▶ [Do this] Every record should be written out exactly, with the pictures left out.

◆ ◆ ◆ ◆ ◆

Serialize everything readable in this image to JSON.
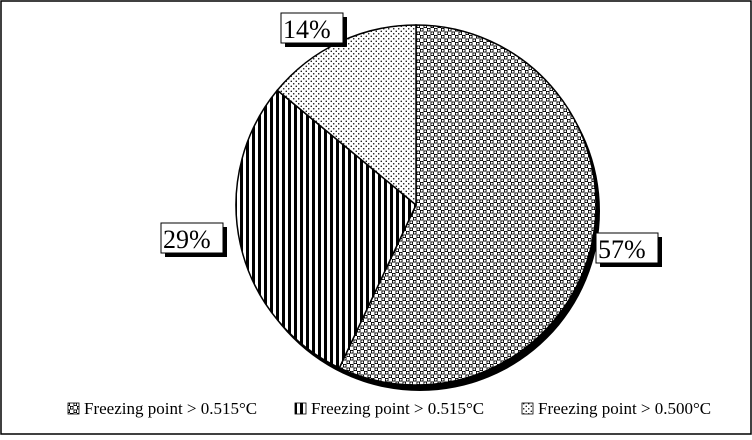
{
  "chart_data": {
    "type": "pie",
    "title": "",
    "slices": [
      {
        "label": "Freezing point > 0.515°C",
        "value": 57,
        "value_label": "57%",
        "pattern": "checker-dots"
      },
      {
        "label": "Freezing point > 0.515°C",
        "value": 29,
        "value_label": "29%",
        "pattern": "vertical-stripes"
      },
      {
        "label": "Freezing point > 0.500°C",
        "value": 14,
        "value_label": "14%",
        "pattern": "fine-dots"
      }
    ],
    "legend_position": "bottom",
    "start_angle": "12 o'clock, clockwise",
    "style": "3d-shadow, black-and-white patterns"
  }
}
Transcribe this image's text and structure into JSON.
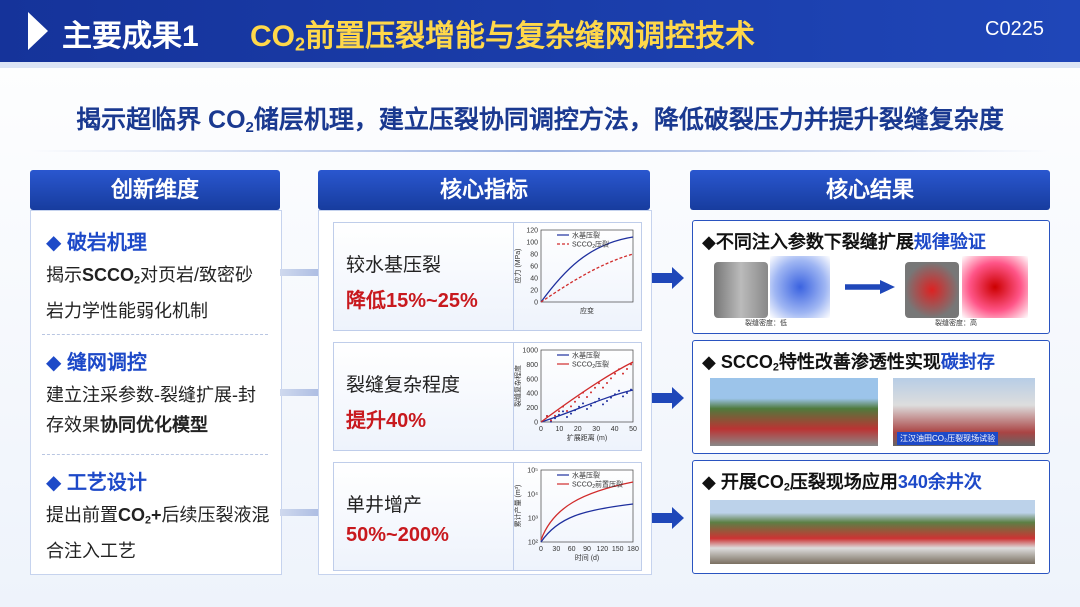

◆ ◆ ◆ ◆ ◆

▶ [Exercise output]
Serialize everything readable in this image to JSON.
{
  "chart_data": {
    "type": "pie",
    "title": "",
    "slices": [
      {
        "label": "Freezing point > 0.515°C",
        "value": 57,
        "value_label": "57%",
        "pattern": "checker-dots"
      },
      {
        "label": "Freezing point > 0.515°C",
        "value": 29,
        "value_label": "29%",
        "pattern": "vertical-stripes"
      },
      {
        "label": "Freezing point > 0.500°C",
        "value": 14,
        "value_label": "14%",
        "pattern": "fine-dots"
      }
    ],
    "legend_position": "bottom",
    "start_angle": "12 o'clock, clockwise",
    "style": "3d-shadow, black-and-white patterns"
  }
}
Transcribe this image's text and structure into JSON.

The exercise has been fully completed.